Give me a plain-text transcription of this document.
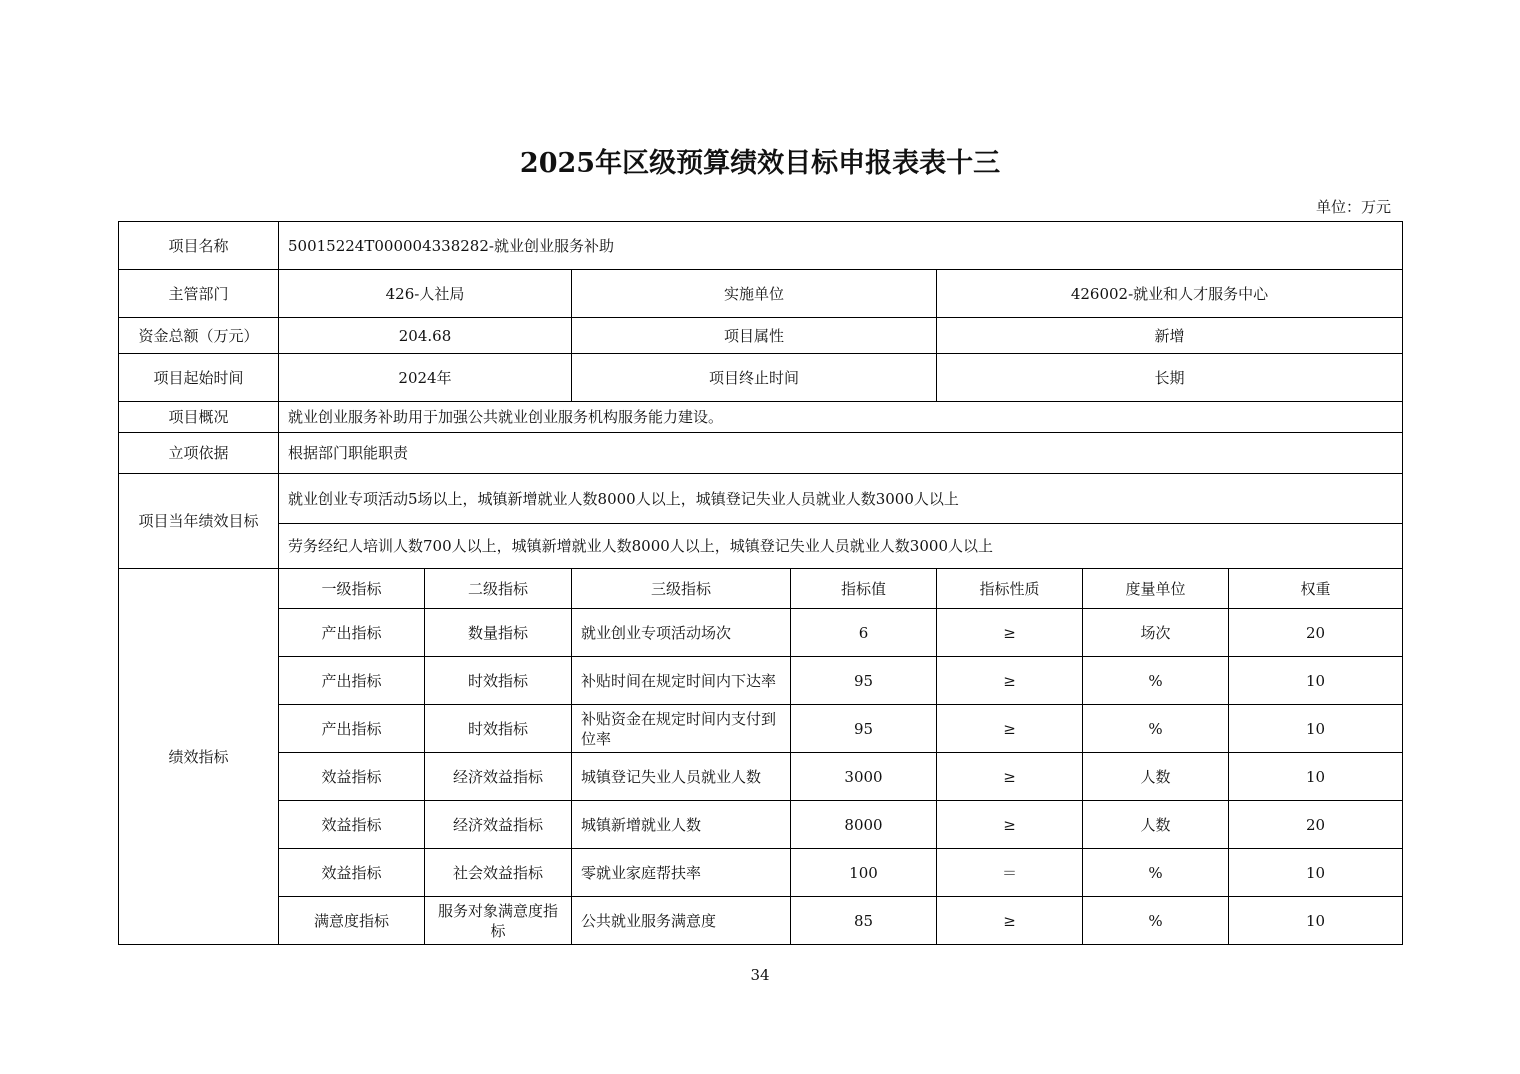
2025年区级预算绩效目标申报表表十三
单位：万元
项目名称	50015224T000004338282-就业创业服务补助						
主管部门	426-人社局		实施单位		426002-就业和人才服务中心		
资金总额（万元）	204.68		项目属性		新增		
项目起始时间	2024年		项目终止时间		长期		
项目概况	就业创业服务补助用于加强公共就业创业服务机构服务能力建设。						
立项依据	根据部门职能职责						
项目当年绩效目标	就业创业专项活动5场以上，城镇新增就业人数8000人以上，城镇登记失业人员就业人数3000人以上						
	劳务经纪人培训人数700人以上，城镇新增就业人数8000人以上，城镇登记失业人员就业人数3000人以上						
绩效指标	一级指标	二级指标	三级指标	指标值	指标性质	度量单位	权重
	产出指标	数量指标	就业创业专项活动场次	6	≥	场次	20
	产出指标	时效指标	补贴时间在规定时间内下达率	95	≥	%	10
	产出指标	时效指标	补贴资金在规定时间内支付到位率	95	≥	%	10
	效益指标	经济效益指标	城镇登记失业人员就业人数	3000	≥	人数	10
	效益指标	经济效益指标	城镇新增就业人数	8000	≥	人数	20
	效益指标	社会效益指标	零就业家庭帮扶率	100	＝	%	10
	满意度指标	服务对象满意度指标	公共就业服务满意度	85	≥	%	10
34
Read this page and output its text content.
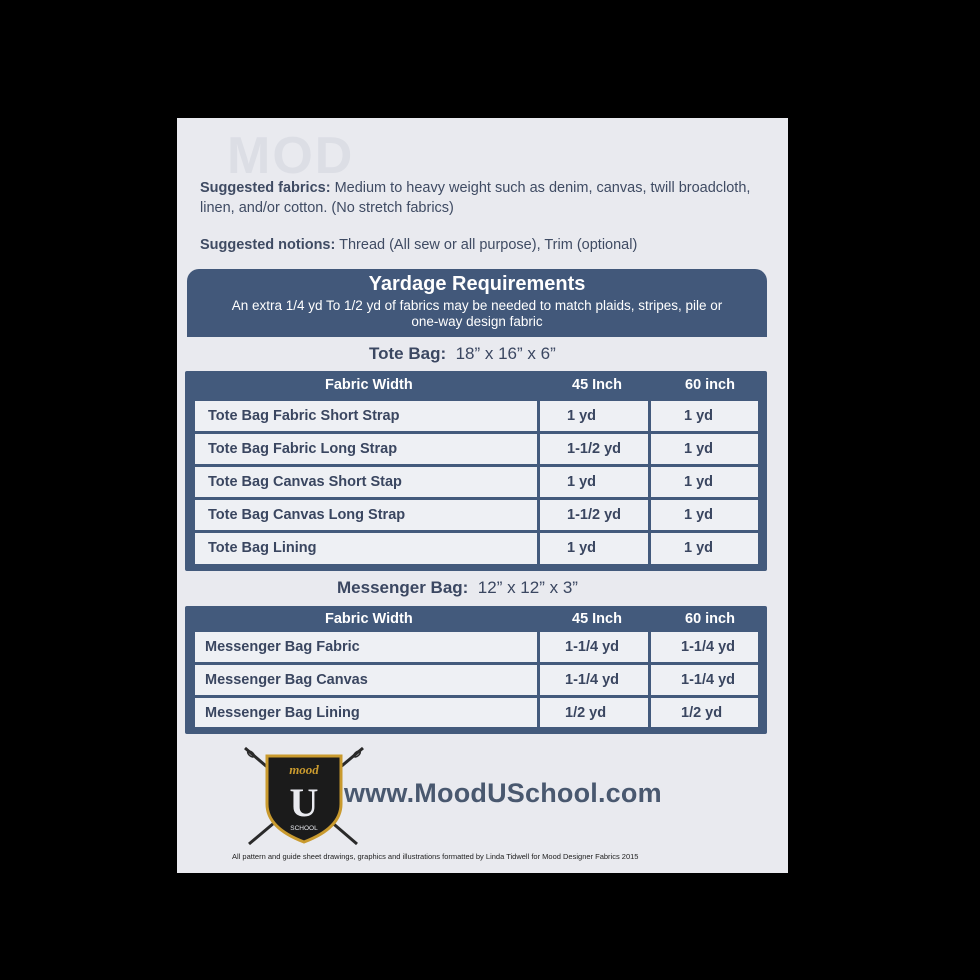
MOD
Suggested fabrics: Medium to heavy weight such as denim, canvas, twill broadcloth, linen, and/or cotton. (No stretch fabrics)
Suggested notions: Thread (All sew or all purpose), Trim (optional)
Yardage Requirements
An extra 1/4 yd To 1/2 yd of fabrics may be needed to match plaids, stripes, pile or one-way design fabric
Tote Bag: 18” x 16” x 6”
Fabric Width	45 Inch	60 inch
Tote Bag Fabric Short Strap	1 yd	1 yd
Tote Bag Fabric Long Strap	1-1/2 yd	1 yd
Tote Bag Canvas Short Stap	1 yd	1 yd
Tote Bag Canvas Long Strap	1-1/2 yd	1 yd
Tote Bag Lining	1 yd	1 yd
Messenger Bag: 12” x 12” x 3”
Fabric Width	45 Inch	60 inch
Messenger Bag Fabric	1-1/4 yd	1-1/4 yd
Messenger Bag Canvas	1-1/4 yd	1-1/4 yd
Messenger Bag Lining	1/2 yd	1/2 yd
mood
U
SCHOOL
www.MoodUSchool.com
All pattern and guide sheet drawings, graphics and illustrations formatted by Linda Tidwell for Mood Designer Fabrics 2015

*****

#### WHAT IS EXPECTED:
Pick out and copy the lines of the entries that hold the string "Tote".

#### TASK ANSWER:
Tote Bag: 18” x 16” x 6”
Tote Bag Fabric Short Strap	1 yd	1 yd
Tote Bag Fabric Long Strap	1-1/2 yd	1 yd
Tote Bag Canvas Short Stap	1 yd	1 yd
Tote Bag Canvas Long Strap	1-1/2 yd	1 yd
Tote Bag Lining	1 yd	1 yd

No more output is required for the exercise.